_Available records:_

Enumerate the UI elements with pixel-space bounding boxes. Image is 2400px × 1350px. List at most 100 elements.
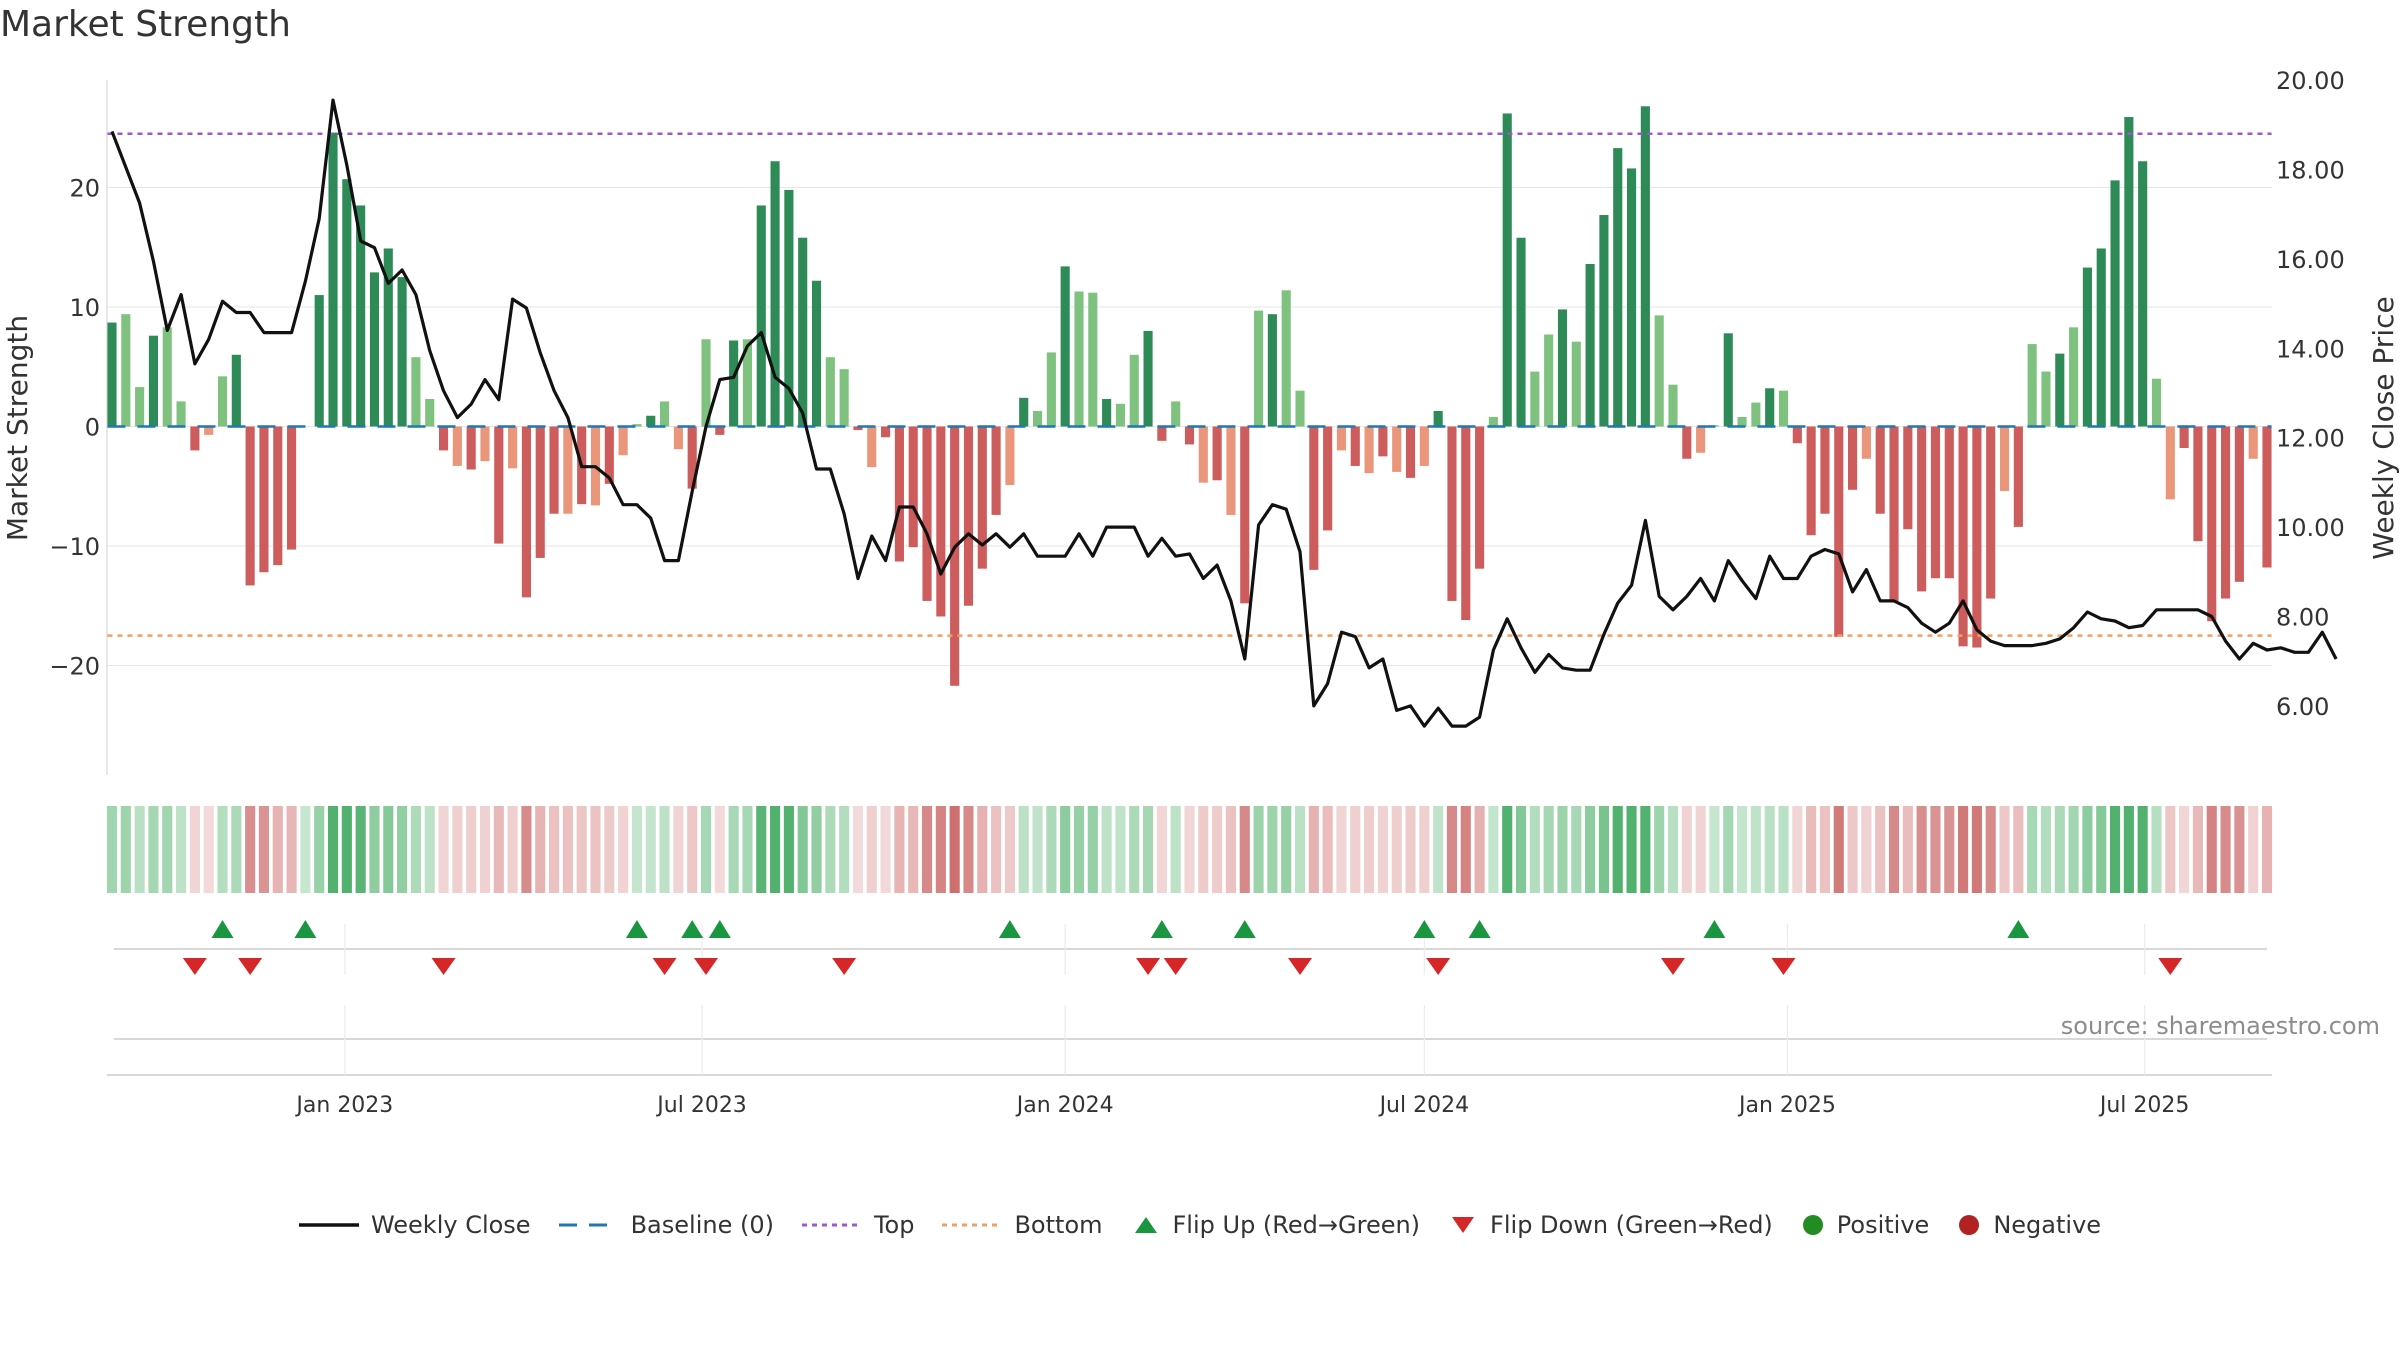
strength-heat-cell — [1861, 806, 1872, 893]
strength-bar — [1917, 426, 1927, 592]
strength-bar — [1613, 148, 1623, 427]
source-credit: source: sharemaestro.com — [2060, 1012, 2380, 1040]
strength-bar — [148, 335, 159, 427]
strength-heat-cell — [1723, 806, 1734, 893]
strength-bar — [259, 426, 269, 573]
strength-heat-cell — [770, 806, 781, 893]
strength-heat-cell — [1529, 806, 1540, 893]
strength-heat-cell — [1156, 806, 1167, 893]
strength-heat-cell — [673, 806, 684, 893]
strength-bar — [231, 354, 241, 427]
strength-heat-cell — [1640, 806, 1651, 893]
strength-heat-cell — [1350, 806, 1361, 893]
strength-heat-cell — [2082, 806, 2093, 893]
strength-bar — [2027, 344, 2037, 427]
strength-bar — [1889, 426, 1899, 601]
legend-item: Baseline (0) — [558, 1211, 774, 1239]
flip-up-marker — [1233, 920, 1256, 938]
strength-heat-cell — [2109, 806, 2121, 893]
strength-bar — [1571, 341, 1581, 427]
left-tick-label: −10 — [49, 533, 100, 561]
strength-heat-cell — [1626, 806, 1637, 893]
strength-bar — [1903, 426, 1913, 530]
strength-heat-cell — [2248, 806, 2259, 893]
left-tick-label: 0 — [85, 414, 100, 442]
flip-up-marker — [1468, 920, 1491, 938]
strength-heat-cell — [2013, 806, 2024, 893]
strength-heat-cell — [521, 806, 532, 893]
strength-heat-cell — [2096, 806, 2107, 893]
strength-heat-cell — [1944, 806, 1955, 893]
strength-heat-cell — [2068, 806, 2079, 893]
strength-heat-cell — [935, 806, 946, 893]
strength-heat-cell — [507, 806, 518, 893]
strength-bar — [107, 322, 117, 427]
flip-down-marker — [694, 958, 719, 975]
strength-heat-cell — [245, 806, 256, 893]
legend-item: Bottom — [942, 1211, 1103, 1239]
strength-bar — [1557, 309, 1568, 427]
strength-heat-cell — [977, 806, 988, 893]
strength-heat-cell — [1792, 806, 1803, 893]
strength-heat-cell — [1294, 806, 1306, 893]
strength-heat-cell — [1888, 806, 1900, 893]
strength-bar — [369, 272, 380, 427]
strength-heat-cell — [1916, 806, 1927, 893]
flip-down-marker — [1288, 958, 1313, 975]
strength-heat-cell — [2137, 806, 2148, 893]
strength-bar — [2220, 426, 2231, 599]
strength-heat-cell — [2054, 806, 2065, 893]
strength-bar — [811, 280, 822, 427]
strength-bar — [1240, 426, 1250, 604]
strength-heat-cell — [300, 806, 311, 893]
legend-label: Positive — [1836, 1211, 1930, 1239]
strength-bar — [1820, 426, 1830, 514]
strength-heat-cell — [742, 806, 753, 893]
strength-bar — [176, 401, 186, 427]
strength-heat-cell — [2040, 806, 2052, 893]
strength-heat-cell — [2234, 806, 2245, 893]
strength-bar — [508, 426, 518, 469]
legend-item: Negative — [1957, 1211, 2101, 1239]
strength-heat-cell — [728, 806, 739, 893]
strength-bar — [770, 161, 780, 427]
right-tick-label: 14.00 — [2276, 335, 2345, 363]
legend-item: Top — [801, 1211, 914, 1239]
strength-heat-cell — [203, 806, 214, 893]
legend-item: Weekly Close — [298, 1211, 531, 1239]
strength-bar — [1848, 426, 1858, 490]
strength-bar — [742, 339, 753, 427]
right-tick-label: 18.00 — [2276, 156, 2345, 184]
strength-bar — [1198, 426, 1208, 483]
flip-up-marker — [708, 920, 731, 938]
strength-bar — [1475, 426, 1485, 569]
strength-heat-cell — [1170, 806, 1181, 893]
flip-up-marker — [294, 920, 317, 938]
strength-bar — [1212, 426, 1222, 481]
strength-heat-cell — [1833, 806, 1844, 893]
left-axis-title: Market Strength — [1, 315, 34, 541]
flip-up-marker — [2007, 920, 2030, 938]
strength-bar — [1737, 416, 1747, 427]
right-tick-label: 10.00 — [2276, 514, 2345, 542]
strength-bar — [729, 340, 739, 427]
strength-bar — [217, 376, 228, 427]
legend-label: Bottom — [1014, 1211, 1103, 1239]
strength-heat-cell — [258, 806, 270, 893]
strength-heat-cell — [1612, 806, 1623, 893]
strength-heat-cell — [880, 806, 891, 893]
strength-heat-cell — [1419, 806, 1430, 893]
strength-bar — [121, 314, 131, 427]
strength-heat-cell — [825, 806, 836, 893]
strength-heat-cell — [1046, 806, 1057, 893]
strength-heat-cell — [991, 806, 1002, 893]
strength-bar — [273, 426, 283, 566]
flip-down-marker — [1660, 958, 1685, 975]
strength-heat-cell — [700, 806, 712, 893]
strength-bar — [466, 426, 476, 470]
triangle-down-icon — [1448, 1215, 1478, 1235]
strength-heat-cell — [106, 806, 118, 893]
strength-bar — [1419, 426, 1429, 466]
strength-bar — [1682, 426, 1692, 459]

_Work instructions:_ Please repeat all of the data above word for word, leaving out the pictures.

_Result for this exercise:_
Enumerate the UI elements with pixel-space bounding boxes. Image is 2400px × 1350px. List at most 100 elements.
strength-heat-cell — [1861, 806, 1872, 893]
strength-bar — [1917, 426, 1927, 592]
strength-bar — [1613, 148, 1623, 427]
source-credit: source: sharemaestro.com — [2060, 1012, 2380, 1040]
strength-bar — [148, 335, 159, 427]
strength-heat-cell — [1723, 806, 1734, 893]
strength-bar — [259, 426, 269, 573]
strength-heat-cell — [770, 806, 781, 893]
strength-heat-cell — [1529, 806, 1540, 893]
strength-heat-cell — [1156, 806, 1167, 893]
strength-heat-cell — [673, 806, 684, 893]
strength-bar — [231, 354, 241, 427]
strength-heat-cell — [1640, 806, 1651, 893]
strength-heat-cell — [1350, 806, 1361, 893]
strength-heat-cell — [2082, 806, 2093, 893]
strength-bar — [2027, 344, 2037, 427]
strength-bar — [1889, 426, 1899, 601]
legend-item: Baseline (0) — [558, 1211, 774, 1239]
flip-up-marker — [1233, 920, 1256, 938]
strength-heat-cell — [2109, 806, 2121, 893]
strength-bar — [1571, 341, 1581, 427]
left-tick-label: −10 — [49, 533, 100, 561]
strength-heat-cell — [1626, 806, 1637, 893]
strength-bar — [1903, 426, 1913, 530]
strength-heat-cell — [2248, 806, 2259, 893]
left-tick-label: 0 — [85, 414, 100, 442]
flip-up-marker — [1468, 920, 1491, 938]
strength-heat-cell — [2013, 806, 2024, 893]
strength-heat-cell — [521, 806, 532, 893]
strength-heat-cell — [2096, 806, 2107, 893]
strength-heat-cell — [1944, 806, 1955, 893]
strength-heat-cell — [2068, 806, 2079, 893]
strength-heat-cell — [935, 806, 946, 893]
strength-heat-cell — [507, 806, 518, 893]
strength-bar — [107, 322, 117, 427]
flip-down-marker — [694, 958, 719, 975]
strength-heat-cell — [245, 806, 256, 893]
legend-item: Bottom — [942, 1211, 1103, 1239]
strength-bar — [1557, 309, 1568, 427]
strength-heat-cell — [977, 806, 988, 893]
strength-heat-cell — [1792, 806, 1803, 893]
strength-heat-cell — [1294, 806, 1306, 893]
strength-heat-cell — [1888, 806, 1900, 893]
strength-bar — [369, 272, 380, 427]
strength-heat-cell — [1916, 806, 1927, 893]
flip-down-marker — [1288, 958, 1313, 975]
strength-heat-cell — [2137, 806, 2148, 893]
strength-bar — [2220, 426, 2231, 599]
strength-heat-cell — [2054, 806, 2065, 893]
strength-bar — [811, 280, 822, 427]
strength-bar — [1240, 426, 1250, 604]
strength-heat-cell — [300, 806, 311, 893]
legend-label: Positive — [1836, 1211, 1930, 1239]
strength-bar — [1820, 426, 1830, 514]
strength-heat-cell — [742, 806, 753, 893]
strength-bar — [176, 401, 186, 427]
strength-heat-cell — [2040, 806, 2052, 893]
strength-heat-cell — [2234, 806, 2245, 893]
strength-bar — [508, 426, 518, 469]
legend-item: Negative — [1957, 1211, 2101, 1239]
strength-heat-cell — [728, 806, 739, 893]
strength-bar — [770, 161, 780, 427]
right-tick-label: 14.00 — [2276, 335, 2345, 363]
legend-item: Top — [801, 1211, 914, 1239]
strength-heat-cell — [203, 806, 214, 893]
legend-item: Weekly Close — [298, 1211, 531, 1239]
strength-bar — [1848, 426, 1858, 490]
strength-bar — [742, 339, 753, 427]
right-tick-label: 18.00 — [2276, 156, 2345, 184]
strength-bar — [1198, 426, 1208, 483]
flip-up-marker — [708, 920, 731, 938]
strength-bar — [1475, 426, 1485, 569]
strength-heat-cell — [1170, 806, 1181, 893]
flip-up-marker — [294, 920, 317, 938]
strength-bar — [1212, 426, 1222, 481]
strength-heat-cell — [1833, 806, 1844, 893]
left-axis-title: Market Strength — [1, 315, 34, 541]
flip-up-marker — [2007, 920, 2030, 938]
strength-bar — [1737, 416, 1747, 427]
right-tick-label: 10.00 — [2276, 514, 2345, 542]
strength-bar — [729, 340, 739, 427]
strength-bar — [217, 376, 228, 427]
legend-label: Bottom — [1014, 1211, 1103, 1239]
strength-heat-cell — [258, 806, 270, 893]
strength-heat-cell — [1612, 806, 1623, 893]
strength-heat-cell — [880, 806, 891, 893]
strength-heat-cell — [1419, 806, 1430, 893]
strength-bar — [121, 314, 131, 427]
strength-heat-cell — [825, 806, 836, 893]
strength-heat-cell — [1046, 806, 1057, 893]
strength-heat-cell — [991, 806, 1002, 893]
strength-bar — [273, 426, 283, 566]
flip-down-marker — [1660, 958, 1685, 975]
strength-heat-cell — [700, 806, 712, 893]
strength-bar — [466, 426, 476, 470]
triangle-down-icon — [1448, 1215, 1478, 1235]
strength-heat-cell — [106, 806, 118, 893]
strength-bar — [1419, 426, 1429, 466]
strength-bar — [1682, 426, 1692, 459]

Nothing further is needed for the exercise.